***** TEXT EXCERPT

Wednesday 7 January 2015

Out of the Acne

I have recently acquired all my previously deleted blogs from the evil empire of Myspace after they deleted every remaining good thing about their site a while ago. I am uploading them steadily, all correctly backdated, to here: http://helsby-eschaton.blogspot.co.uk/

Before I had access to them, I remembered these blogs as being prime examples of the effervescent wit you only get from 17 year olds and better than anything I ever did here on this site, which is basically dedicated to me repeatedly emphasising to you what a big softie I am through vaguely rare soul and disco records and flowery writing. In reality, of course, the myspace blogs are the self-absorbed jeers from the back of the class of someone who needs you to know they listen to Bjork and is genuinely impressed by a missy elliott/le tigre mashup.

Odd things stand out like some (I stress some) of my points about punk, but most of it I don't agree with anymore. Nowhere is this truer than the horrifying rant against Westwood, who I now think of as the best example of the Romantic ideal of becoming whoever you want since Lawrence of Arabia.

I will probably start a new blog soon,

X

Thursday 11 October 2012

Prose poem about the post-modern, post-ironic crisis inherent in a Jools Holland appearance.

the unending strain of trying to do something truly anarchic and spontaneous in our slot on later with jools holland. it never leaves us.

noise solos dont even work cos he has like jazz shit on all the time and so it's just normality to him.

how do we make the man sweat, is it really impossible

i could wear an eccentric dress

you could sing along despite not having a mic, like it's one of your fav songs and you'd sing along no matter what you were doing

it never leaves us

can't trash the stage; too obvious, contrived.

the stage is a prison and we can never be truly free. never fly. jools our overlord and protector.

like feudal peasants we both love and resent our paternalistic ruler, but we lack the means to rebel.

we resign ourselves to fate, for now: the opening single-chord collaboration intro. we pretend it's our own choice

but in the back of our minds the guillotine looms large.

Monday 27 August 2012

Of course love, mood-enhancing drugs, sensual delights; these can all make us very happy indeed. But really all we want is reggae cover versions of our favourite pop songs, let's be honest. And it's instumental so you add your own silly-voiced 'awwwwh juh temm's as you gambol on the carpet.

Saturday 17 March 2012

The Stars Down to Earth

I saw Drive last night. I thought it was good and don't really understand the 'best film ever' hype, but it coincidentally tied together some thoughts I've been having recently in an almost profoundly neat way and I might as well write about it.

When I saw the poster for Drive, I said 'wow I hope it's a film based entirely around the Cars song.' Cos I futtin' LOVE that song:



I was basically right in my prediction (any moment in the film could be soundtracked by the above), but it also uses music in some pretty neat ways which linked several thought chains I've had on the go recently.

Firstly, it uses italo disco as the stylistic anchor for the film. People talk about its 80sness and what they're talking whether they know it or not about is the retro echoes of italo disco. Most movingly, it uses Desire's Under Your Spell:



But that's not their best song though it is of course boss. This is:


That synth riff bopping up and down like a hyperventilating chest.

What did hit me about Drive was that only the morning before I watched it I was day-dreaming about night-driving.

Driving aimlessly at night is so obviously the most romantic thing two people can do together, it's obscene. Just as kissing is better than sex for its manifest pointlessness, so driving is better than dinner because of its vagrant absurdity.

**********

- WRITTEN TASK:
Carry on the blog entries above, picking up right after the last post's final sentence about driving at night.

***** STORED RECORDS

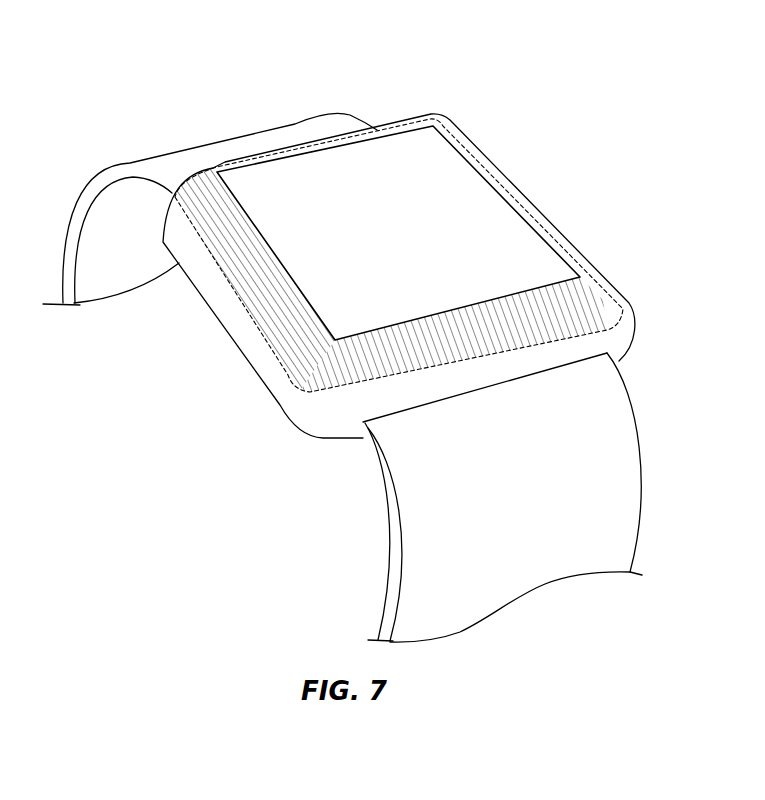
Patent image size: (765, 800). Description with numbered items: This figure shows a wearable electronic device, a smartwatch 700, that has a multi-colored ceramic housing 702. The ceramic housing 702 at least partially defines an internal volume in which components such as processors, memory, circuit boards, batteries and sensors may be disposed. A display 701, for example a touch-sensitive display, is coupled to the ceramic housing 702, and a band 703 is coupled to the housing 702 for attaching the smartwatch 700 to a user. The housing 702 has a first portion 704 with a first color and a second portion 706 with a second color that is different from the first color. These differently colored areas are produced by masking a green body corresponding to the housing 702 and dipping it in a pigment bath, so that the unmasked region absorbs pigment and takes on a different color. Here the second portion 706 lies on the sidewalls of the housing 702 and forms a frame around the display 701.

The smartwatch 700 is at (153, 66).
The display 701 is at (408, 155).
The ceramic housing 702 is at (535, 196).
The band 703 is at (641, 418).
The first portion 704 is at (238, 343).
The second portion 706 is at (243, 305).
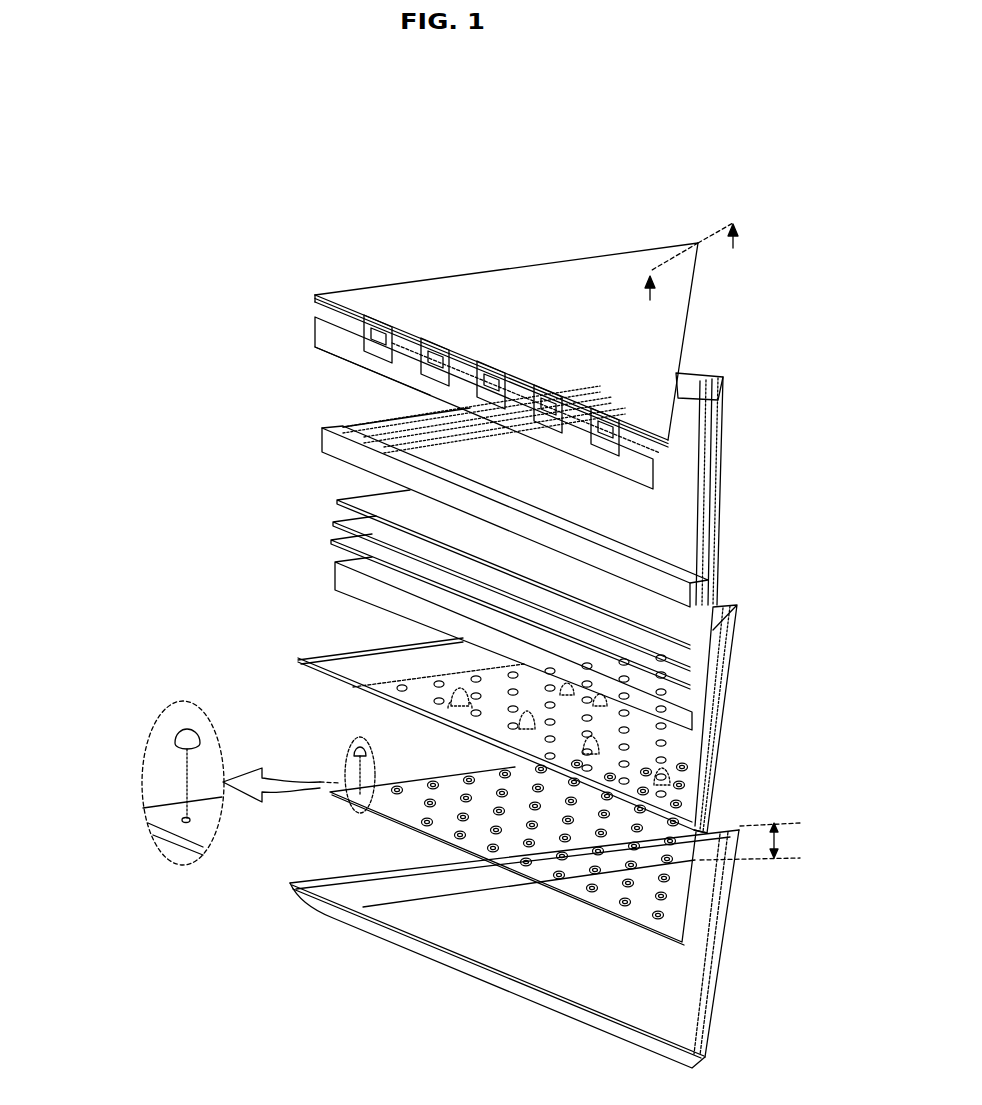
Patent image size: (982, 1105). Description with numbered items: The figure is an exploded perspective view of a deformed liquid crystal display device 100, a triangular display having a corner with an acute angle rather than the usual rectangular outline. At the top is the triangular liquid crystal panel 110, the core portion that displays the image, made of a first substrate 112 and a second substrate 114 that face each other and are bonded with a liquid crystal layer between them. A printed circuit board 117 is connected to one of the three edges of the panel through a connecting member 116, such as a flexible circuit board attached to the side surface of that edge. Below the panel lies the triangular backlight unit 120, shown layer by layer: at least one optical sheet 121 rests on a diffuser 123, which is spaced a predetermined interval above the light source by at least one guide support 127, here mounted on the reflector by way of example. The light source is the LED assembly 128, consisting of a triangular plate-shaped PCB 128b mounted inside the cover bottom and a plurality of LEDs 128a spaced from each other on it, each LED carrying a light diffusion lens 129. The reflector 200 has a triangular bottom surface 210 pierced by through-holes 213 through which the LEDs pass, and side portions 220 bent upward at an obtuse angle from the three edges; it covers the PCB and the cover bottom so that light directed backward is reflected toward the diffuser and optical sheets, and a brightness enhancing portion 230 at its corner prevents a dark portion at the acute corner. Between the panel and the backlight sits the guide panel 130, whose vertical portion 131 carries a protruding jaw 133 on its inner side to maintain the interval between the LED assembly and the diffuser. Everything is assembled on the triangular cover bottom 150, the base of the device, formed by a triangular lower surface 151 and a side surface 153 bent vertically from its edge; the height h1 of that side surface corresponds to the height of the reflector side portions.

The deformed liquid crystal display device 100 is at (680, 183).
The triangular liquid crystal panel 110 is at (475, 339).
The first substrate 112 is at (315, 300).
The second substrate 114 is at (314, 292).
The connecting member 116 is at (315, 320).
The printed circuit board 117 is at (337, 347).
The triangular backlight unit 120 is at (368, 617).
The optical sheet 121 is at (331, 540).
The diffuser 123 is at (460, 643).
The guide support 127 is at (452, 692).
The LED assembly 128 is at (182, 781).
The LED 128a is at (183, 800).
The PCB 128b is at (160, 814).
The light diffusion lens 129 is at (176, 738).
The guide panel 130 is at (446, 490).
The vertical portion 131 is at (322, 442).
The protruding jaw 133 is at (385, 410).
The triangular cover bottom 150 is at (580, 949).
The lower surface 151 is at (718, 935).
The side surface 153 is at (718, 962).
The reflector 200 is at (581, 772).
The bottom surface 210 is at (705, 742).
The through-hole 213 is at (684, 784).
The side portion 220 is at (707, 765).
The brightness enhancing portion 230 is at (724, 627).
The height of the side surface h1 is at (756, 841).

**********

- RESPONSE TO THIS TASK:
'Do you wanna go for a drive?'

Two people, looking not at each other but straight ahead, hands on thighs. One person in control, the other a willing passenger, unknowing and uncaring of destination- that's what love is.

I come from an area of the world rich in transport links. Trod up the hill to 'churchies', the field next to St Laurence's where my parents got married, and you look out at the marshland corrugated by line after line of means of moving; first a railway line, then the M56, the Manchester Ship Canal and the Mersey, and finally the runways of Liverpool airport. By any means, the North West is rich in ways to get about, not least Motorways:



I live pretty much where it says 'M56' there on the left. That's me.

The M56, Queensferry to Manchester. Highway 56 runs right by my baby's door. Between Junction 12 (Frodsham) and Junction 14 (Stanlow Oil Refinery, Elton, Helsby and Helsby Services (Whimpy, W.H. Smiths, shower block we used for a month when we didn't have a boiler)), there's no junction 13, for reasons much mythologised. I live straight between the two junctions. My area would be unlucky if it had a junction.

Americans romanticise their highways. In Britain this is looked down upon but in reality this road has huge sentimental potential for me. It leads right into the Centre of Manchester and I didn't have to take a single turning to end up literally outside my ex's house in my late teens. It is an ever-present drone to the citizens of Helsby, some including my mother saying they find it hard to sleep when away from it in silence. I use it as a barometer for the how the world works; at midnight on New Years Eve I look out across the Mersey firstly to watch the Liverpudlian fireworks reflected in the river but I always find myself looking at the motorway, and wondering what the half dozen drivers on it at that particular time are thinking; are they even celebrating?

The motorway is the modern-day river and holds the same position that the river held in the renaissance imagination. We use it to travel far and near, for food and for work, and so even when we're not using it, it becomes a symbol for the world beyond the immediate.



From an early age it became apparent that the only interesting thing to do in Helsby is travelling. Not travelling to somewhere else, just travelleing. Initially it was just walking the length of the A56 which of course runs parallel to the motorway, from the park to the shops and back over and over. I still see kids doing this every Saturday, only now it's expanded from the new Tesco to the shops and back. Later, we'd get buses to Chester and do nothing there but walk up and down the high street. Then I learnt to drive and found just another new way to wander. And so came the night drives up and down the M56, sometimes knocking onto the '62, or around the dual carriageway maze of Runcorn.

The architecture of motorways at night becomes as profound as anything in the modern world. Everything is reduced to three primary colours of red, white and black. Lights bob up and down in the distance, cities burn on the horizon. From a distance everything is the same- houses, street lights, cars, industry, offices, security lights bleaching the side of a warehouse. The world is homogenised and comes alive as a result. Whilst in the day motorways are a green tunnel strewn with rubber skids and shrapnel, at night-time they seem like the only place in the world, a speckled band of light in the dark.



There are two options for lovestruck passengers on such a path.

1) Silence, appreciative silence. A sense of common purpose when there is none. We are on a journey, we are young, be quiet, we are taking ourselves seriously because what's going on is serious.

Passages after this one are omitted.